- [Extracted data]:
§
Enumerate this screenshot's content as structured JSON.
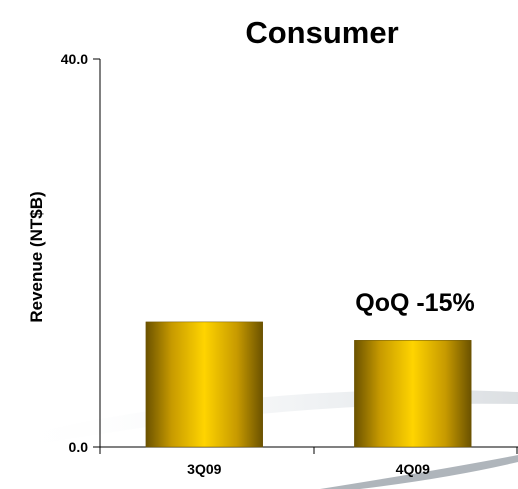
{
  "chart_data": {
    "type": "bar",
    "title": "Consumer",
    "xlabel": "",
    "ylabel": "Revenue (NT$B)",
    "categories": [
      "3Q09",
      "4Q09"
    ],
    "values": [
      12.9,
      11.0
    ],
    "ylim": [
      0,
      40
    ],
    "y_ticks": [
      "0.0",
      "40.0"
    ],
    "annotation": "QoQ -15%",
    "bar_color": "#f5c400",
    "bar_edge_color": "#6b5200",
    "grid": false,
    "legend": "none"
  }
}
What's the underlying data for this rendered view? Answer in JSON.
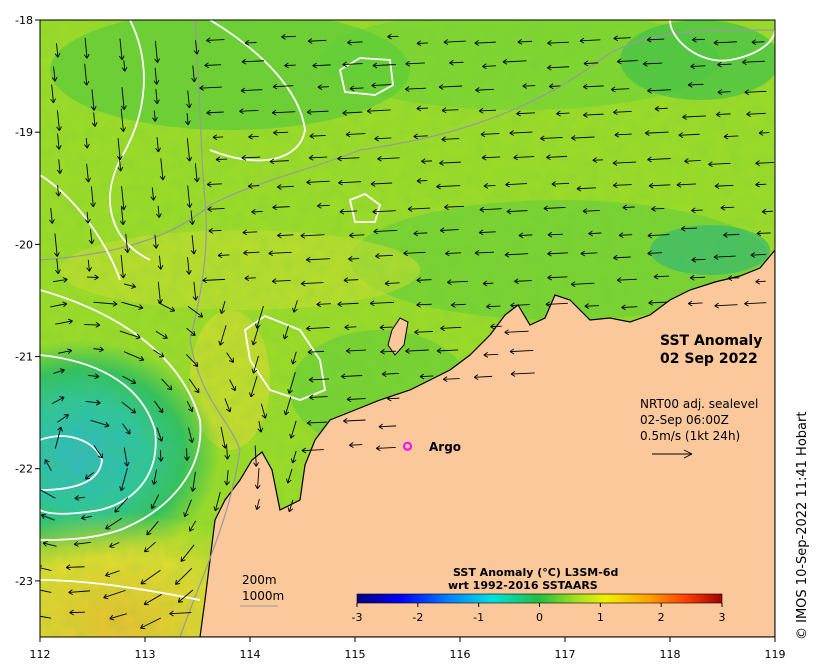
{
  "title": {
    "line1": "SST Anomaly",
    "line2": "02 Sep 2022"
  },
  "current_info": {
    "line1": "NRT00 adj. sealevel",
    "line2": "02-Sep 06:00Z",
    "line3": "0.5m/s (1kt 24h)"
  },
  "bathymetry": {
    "label1": "200m",
    "label2": "1000m"
  },
  "argo": {
    "label": "Argo",
    "color": "#ff00ff",
    "lon": 115.5,
    "lat": -21.8
  },
  "colorbar": {
    "title_line1": "SST Anomaly (°C) L3SM-6d",
    "title_line2": "wrt 1992-2016 SSTAARS",
    "min": -3,
    "max": 3,
    "ticks": [
      "-3",
      "-2",
      "-1",
      "0",
      "1",
      "2",
      "3"
    ]
  },
  "axes": {
    "lon_range": [
      112,
      119
    ],
    "lat_range": [
      -23.5,
      -18
    ],
    "x_ticks": [
      "112",
      "113",
      "114",
      "115",
      "116",
      "117",
      "118",
      "119"
    ],
    "y_ticks": [
      "-18",
      "-19",
      "-20",
      "-21",
      "-22",
      "-23"
    ]
  },
  "credit": "© IMOS 10-Sep-2022 11:41 Hobart",
  "colors": {
    "land": "#fac89a",
    "sst_base": "#9edc28",
    "coast": "#000000",
    "contour": "#ffffff",
    "bathy_line": "#9a9a9a"
  }
}
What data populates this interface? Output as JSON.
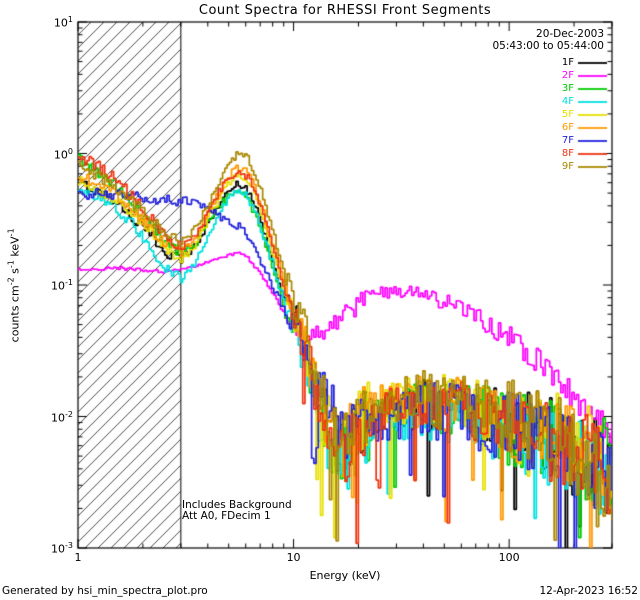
{
  "header": {
    "date": "20-Dec-2003",
    "time_range": "05:43:00 to 05:44:00"
  },
  "annotations": {
    "line1": "Includes Background",
    "line2": "Att A0, FDecim 1"
  },
  "footer": {
    "left": "Generated by hsi_min_spectra_plot.pro",
    "right": "12-Apr-2023 16:52"
  },
  "chart_data": {
    "type": "line",
    "title": "Count Spectra for RHESSI Front Segments",
    "xlabel": "Energy (keV)",
    "ylabel": "counts cm⁻² s⁻¹ keV⁻¹",
    "ylabel_parts": [
      {
        "t": "counts cm"
      },
      {
        "sup": "-2"
      },
      {
        "t": " s"
      },
      {
        "sup": "-1"
      },
      {
        "t": " keV"
      },
      {
        "sup": "-1"
      }
    ],
    "xscale": "log",
    "yscale": "log",
    "xlim": [
      1,
      300
    ],
    "ylim": [
      0.001,
      10
    ],
    "x_major_ticks": [
      1,
      10,
      100
    ],
    "x_tick_labels": [
      "1",
      "10",
      "100"
    ],
    "y_tick_exponents": [
      1,
      0,
      -1,
      -2,
      -3
    ],
    "hatched_low_energy_region_kev": [
      1,
      3
    ],
    "legend_position": "top-right",
    "grid": false,
    "series": [
      {
        "name": "1F",
        "color": "#000000",
        "x": [
          1.0,
          1.2,
          1.45,
          1.75,
          2.1,
          2.5,
          3.0,
          3.5,
          4.0,
          4.5,
          5.0,
          5.5,
          6.0,
          6.5,
          7.0,
          8.0,
          9.0,
          10,
          11,
          12,
          13,
          15,
          17,
          20,
          25,
          30,
          40,
          50,
          60,
          80,
          100,
          130,
          170,
          220,
          300
        ],
        "y": [
          0.6,
          0.52,
          0.45,
          0.33,
          0.25,
          0.18,
          0.16,
          0.2,
          0.3,
          0.42,
          0.52,
          0.6,
          0.55,
          0.42,
          0.3,
          0.15,
          0.08,
          0.05,
          0.04,
          0.022,
          0.013,
          0.007,
          0.006,
          0.008,
          0.011,
          0.012,
          0.013,
          0.012,
          0.012,
          0.01,
          0.009,
          0.008,
          0.006,
          0.005,
          0.004
        ]
      },
      {
        "name": "2F",
        "color": "#ff00ff",
        "x": [
          1.0,
          1.5,
          2.0,
          2.5,
          3.0,
          3.5,
          4.0,
          4.5,
          5.0,
          5.5,
          6.0,
          6.5,
          7.0,
          8.0,
          9.0,
          10,
          12,
          14,
          17,
          20,
          25,
          30,
          35,
          40,
          50,
          60,
          80,
          100,
          130,
          170,
          220,
          300
        ],
        "y": [
          0.13,
          0.135,
          0.13,
          0.125,
          0.13,
          0.14,
          0.15,
          0.16,
          0.17,
          0.175,
          0.165,
          0.14,
          0.12,
          0.085,
          0.06,
          0.048,
          0.04,
          0.045,
          0.058,
          0.072,
          0.088,
          0.092,
          0.09,
          0.085,
          0.075,
          0.065,
          0.05,
          0.04,
          0.028,
          0.018,
          0.012,
          0.007
        ]
      },
      {
        "name": "3F",
        "color": "#00cc00",
        "x": [
          1.0,
          1.2,
          1.45,
          1.75,
          2.1,
          2.5,
          3.0,
          3.5,
          4.0,
          4.5,
          5.0,
          5.5,
          6.0,
          6.5,
          7.0,
          8.0,
          9.0,
          10,
          11,
          12,
          13,
          15,
          17,
          20,
          25,
          30,
          40,
          50,
          60,
          80,
          100,
          130,
          170,
          220,
          300
        ],
        "y": [
          0.9,
          0.75,
          0.58,
          0.42,
          0.3,
          0.22,
          0.17,
          0.21,
          0.3,
          0.4,
          0.47,
          0.5,
          0.46,
          0.36,
          0.26,
          0.13,
          0.07,
          0.045,
          0.035,
          0.02,
          0.012,
          0.006,
          0.005,
          0.007,
          0.01,
          0.011,
          0.012,
          0.011,
          0.011,
          0.009,
          0.008,
          0.007,
          0.006,
          0.005,
          0.004
        ]
      },
      {
        "name": "4F",
        "color": "#00e0e0",
        "x": [
          1.0,
          1.2,
          1.45,
          1.75,
          2.1,
          2.5,
          3.0,
          3.5,
          4.0,
          4.5,
          5.0,
          5.5,
          6.0,
          6.5,
          7.0,
          8.0,
          9.0,
          10,
          11,
          12,
          13,
          15,
          17,
          20,
          25,
          30,
          40,
          50,
          60,
          80,
          100,
          130,
          170,
          220,
          300
        ],
        "y": [
          0.55,
          0.48,
          0.4,
          0.3,
          0.2,
          0.14,
          0.11,
          0.15,
          0.24,
          0.36,
          0.46,
          0.52,
          0.48,
          0.38,
          0.27,
          0.14,
          0.07,
          0.045,
          0.034,
          0.018,
          0.01,
          0.005,
          0.004,
          0.007,
          0.009,
          0.01,
          0.011,
          0.01,
          0.01,
          0.009,
          0.008,
          0.006,
          0.005,
          0.004,
          0.003
        ]
      },
      {
        "name": "5F",
        "color": "#e8e000",
        "x": [
          1.0,
          1.2,
          1.45,
          1.75,
          2.1,
          2.5,
          3.0,
          3.5,
          4.0,
          4.5,
          5.0,
          5.5,
          6.0,
          6.5,
          7.0,
          8.0,
          9.0,
          10,
          11,
          12,
          13,
          15,
          17,
          20,
          25,
          30,
          40,
          50,
          60,
          80,
          100,
          130,
          170,
          220,
          300
        ],
        "y": [
          0.62,
          0.55,
          0.45,
          0.35,
          0.26,
          0.19,
          0.16,
          0.2,
          0.32,
          0.46,
          0.6,
          0.7,
          0.64,
          0.5,
          0.35,
          0.17,
          0.09,
          0.055,
          0.042,
          0.024,
          0.014,
          0.007,
          0.006,
          0.009,
          0.012,
          0.013,
          0.014,
          0.013,
          0.012,
          0.011,
          0.009,
          0.008,
          0.007,
          0.006,
          0.005
        ]
      },
      {
        "name": "6F",
        "color": "#ff9900",
        "x": [
          1.0,
          1.2,
          1.45,
          1.75,
          2.1,
          2.5,
          3.0,
          3.5,
          4.0,
          4.5,
          5.0,
          5.5,
          6.0,
          6.5,
          7.0,
          8.0,
          9.0,
          10,
          11,
          12,
          13,
          15,
          17,
          20,
          25,
          30,
          40,
          50,
          60,
          80,
          100,
          130,
          170,
          220,
          300
        ],
        "y": [
          0.68,
          0.6,
          0.5,
          0.38,
          0.28,
          0.21,
          0.18,
          0.23,
          0.36,
          0.52,
          0.68,
          0.8,
          0.73,
          0.57,
          0.4,
          0.2,
          0.1,
          0.06,
          0.045,
          0.025,
          0.014,
          0.007,
          0.006,
          0.009,
          0.012,
          0.013,
          0.013,
          0.012,
          0.012,
          0.01,
          0.009,
          0.008,
          0.006,
          0.005,
          0.004
        ]
      },
      {
        "name": "7F",
        "color": "#2222dd",
        "x": [
          1.0,
          1.5,
          2.0,
          2.5,
          3.0,
          3.5,
          4.0,
          4.5,
          5.0,
          5.5,
          6.0,
          6.5,
          7.0,
          8.0,
          9.0,
          10,
          11,
          12,
          14,
          17,
          20,
          25,
          30,
          40,
          50,
          60,
          80,
          100,
          130,
          170,
          220,
          300
        ],
        "y": [
          0.5,
          0.48,
          0.46,
          0.45,
          0.44,
          0.42,
          0.38,
          0.33,
          0.3,
          0.28,
          0.24,
          0.19,
          0.15,
          0.095,
          0.065,
          0.048,
          0.038,
          0.025,
          0.013,
          0.008,
          0.008,
          0.009,
          0.01,
          0.011,
          0.011,
          0.01,
          0.009,
          0.008,
          0.007,
          0.006,
          0.005,
          0.004
        ]
      },
      {
        "name": "8F",
        "color": "#ee3311",
        "x": [
          1.0,
          1.2,
          1.45,
          1.75,
          2.1,
          2.5,
          3.0,
          3.5,
          4.0,
          4.5,
          5.0,
          5.5,
          6.0,
          6.5,
          7.0,
          8.0,
          9.0,
          10,
          11,
          12,
          13,
          15,
          17,
          20,
          25,
          30,
          40,
          50,
          60,
          80,
          100,
          130,
          170,
          220,
          300
        ],
        "y": [
          0.95,
          0.82,
          0.65,
          0.48,
          0.34,
          0.24,
          0.19,
          0.24,
          0.36,
          0.52,
          0.65,
          0.74,
          0.68,
          0.53,
          0.38,
          0.19,
          0.09,
          0.055,
          0.042,
          0.023,
          0.013,
          0.006,
          0.005,
          0.008,
          0.011,
          0.012,
          0.012,
          0.011,
          0.011,
          0.009,
          0.008,
          0.007,
          0.006,
          0.005,
          0.004
        ]
      },
      {
        "name": "9F",
        "color": "#aa8800",
        "x": [
          1.0,
          1.2,
          1.45,
          1.75,
          2.1,
          2.5,
          3.0,
          3.5,
          4.0,
          4.5,
          5.0,
          5.5,
          6.0,
          6.5,
          7.0,
          8.0,
          9.0,
          10,
          11,
          12,
          13,
          15,
          17,
          20,
          25,
          30,
          40,
          50,
          60,
          80,
          100,
          130,
          170,
          220,
          300
        ],
        "y": [
          0.8,
          0.7,
          0.57,
          0.44,
          0.33,
          0.25,
          0.21,
          0.27,
          0.42,
          0.62,
          0.82,
          1.0,
          0.95,
          0.75,
          0.52,
          0.25,
          0.12,
          0.07,
          0.05,
          0.028,
          0.016,
          0.008,
          0.006,
          0.009,
          0.012,
          0.013,
          0.014,
          0.013,
          0.012,
          0.011,
          0.01,
          0.008,
          0.007,
          0.005,
          0.002
        ]
      }
    ]
  }
}
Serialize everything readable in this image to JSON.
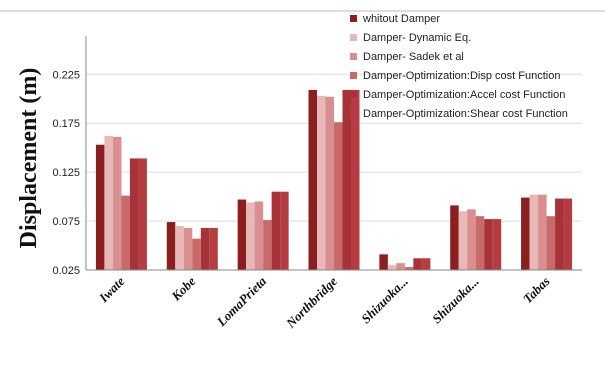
§
- [Stated goal]: Gather every line from the listing above in which the word "What" appears.

- [Response to this task]:
What's the underlying data for this rendered view? Answer in JSON.
What data populates this interface? Output as JSON.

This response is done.